Your instructions –
Please transcribe the data below exactly. Leave the pictures out.

Data provided –

☆ ☆ ☆ ☆

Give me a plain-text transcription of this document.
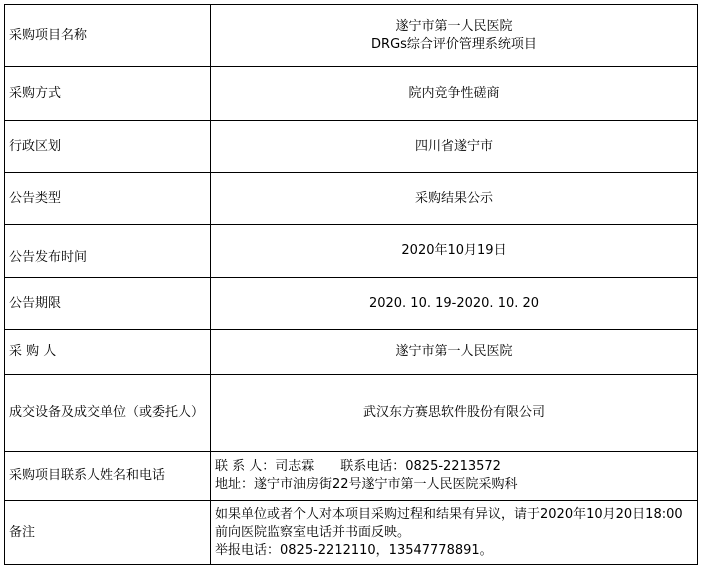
采购项目名称	遂宁市第一人民医院
DRGs综合评价管理系统项目

采购方式	院内竞争性磋商
行政区划	四川省遂宁市
公告类型	采购结果公示
公告发布时间	2020年10月19日
公告期限	2020. 10. 19-2020. 10. 20
采 购 人	遂宁市第一人民医院
成交设备及成交单位（或委托人）	武汉东方赛思软件股份有限公司
采购项目联系人姓名和电话	联 系 人：司志霖 联系电话：0825-2213572
地址：遂宁市油房街22号遂宁市第一人民医院采购科

备注	如果单位或者个人对本项目采购过程和结果有异议，请于2020年10月20日18:00前向医院监察室电话并书面反映。
举报电话：0825-2212110，13547778891。
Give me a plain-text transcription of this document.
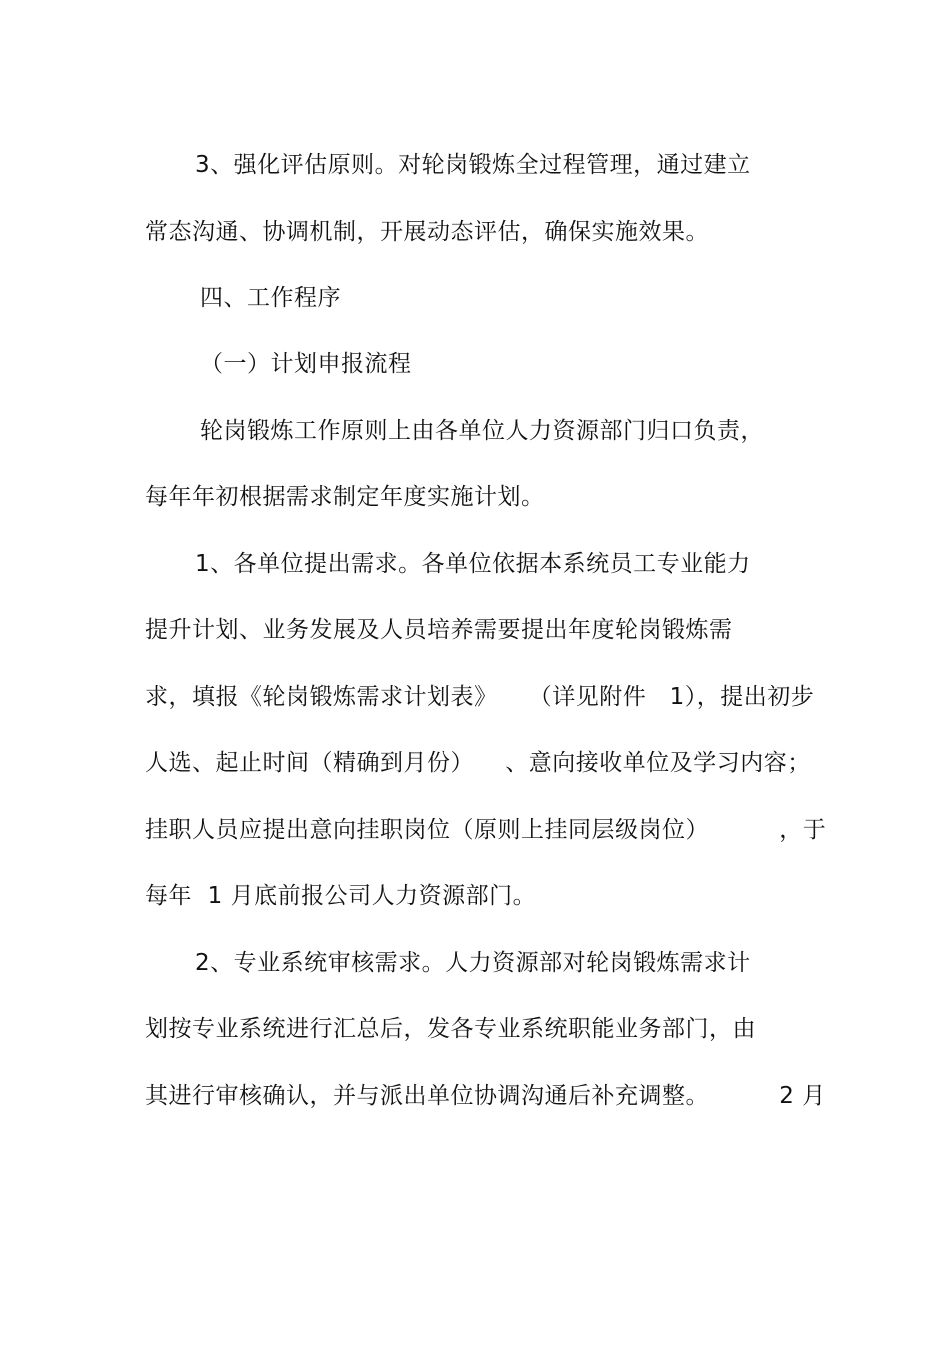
3、强化评估原则。对轮岗锻炼全过程管理，通过建立
常态沟通、协调机制，开展动态评估，确保实施效果。
四、工作程序
（一）计划申报流程
轮岗锻炼工作原则上由各单位人力资源部门归口负责，
每年年初根据需求制定年度实施计划。
1、各单位提出需求。各单位依据本系统员工专业能力
提升计划、业务发展及人员培养需要提出年度轮岗锻炼需
求，填报《轮岗锻炼需求计划表》    （详见附件   1），提出初步
人选、起止时间（精确到月份）    、意向接收单位及学习内容；
挂职人员应提出意向挂职岗位（原则上挂同层级岗位）         ，于
每年  1 月底前报公司人力资源部门。
2、专业系统审核需求。人力资源部对轮岗锻炼需求计
划按专业系统进行汇总后，发各专业系统职能业务部门，由
其进行审核确认，并与派出单位协调沟通后补充调整。         2 月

☆ ☆ ☆ ☆

Solution to the problem –
Give me a plain-text transcription of this document.
采购项目名称	遂宁市第一人民医院
DRGs综合评价管理系统项目

采购方式	院内竞争性磋商
行政区划	四川省遂宁市
公告类型	采购结果公示
公告发布时间	2020年10月19日
公告期限	2020. 10. 19-2020. 10. 20
采 购 人	遂宁市第一人民医院
成交设备及成交单位（或委托人）	武汉东方赛思软件股份有限公司
采购项目联系人姓名和电话	联 系 人：司志霖 联系电话：0825-2213572
地址：遂宁市油房街22号遂宁市第一人民医院采购科

备注	如果单位或者个人对本项目采购过程和结果有异议，请于2020年10月20日18:00前向医院监察室电话并书面反映。
举报电话：0825-2212110，13547778891。
Give me a plain-text transcription of this document.
3、强化评估原则。对轮岗锻炼全过程管理，通过建立
常态沟通、协调机制，开展动态评估，确保实施效果。
四、工作程序
（一）计划申报流程
轮岗锻炼工作原则上由各单位人力资源部门归口负责，
每年年初根据需求制定年度实施计划。
1、各单位提出需求。各单位依据本系统员工专业能力
提升计划、业务发展及人员培养需要提出年度轮岗锻炼需
求，填报《轮岗锻炼需求计划表》    （详见附件   1），提出初步
人选、起止时间（精确到月份）    、意向接收单位及学习内容；
挂职人员应提出意向挂职岗位（原则上挂同层级岗位）         ，于
每年  1 月底前报公司人力资源部门。
2、专业系统审核需求。人力资源部对轮岗锻炼需求计
划按专业系统进行汇总后，发各专业系统职能业务部门，由
其进行审核确认，并与派出单位协调沟通后补充调整。         2 月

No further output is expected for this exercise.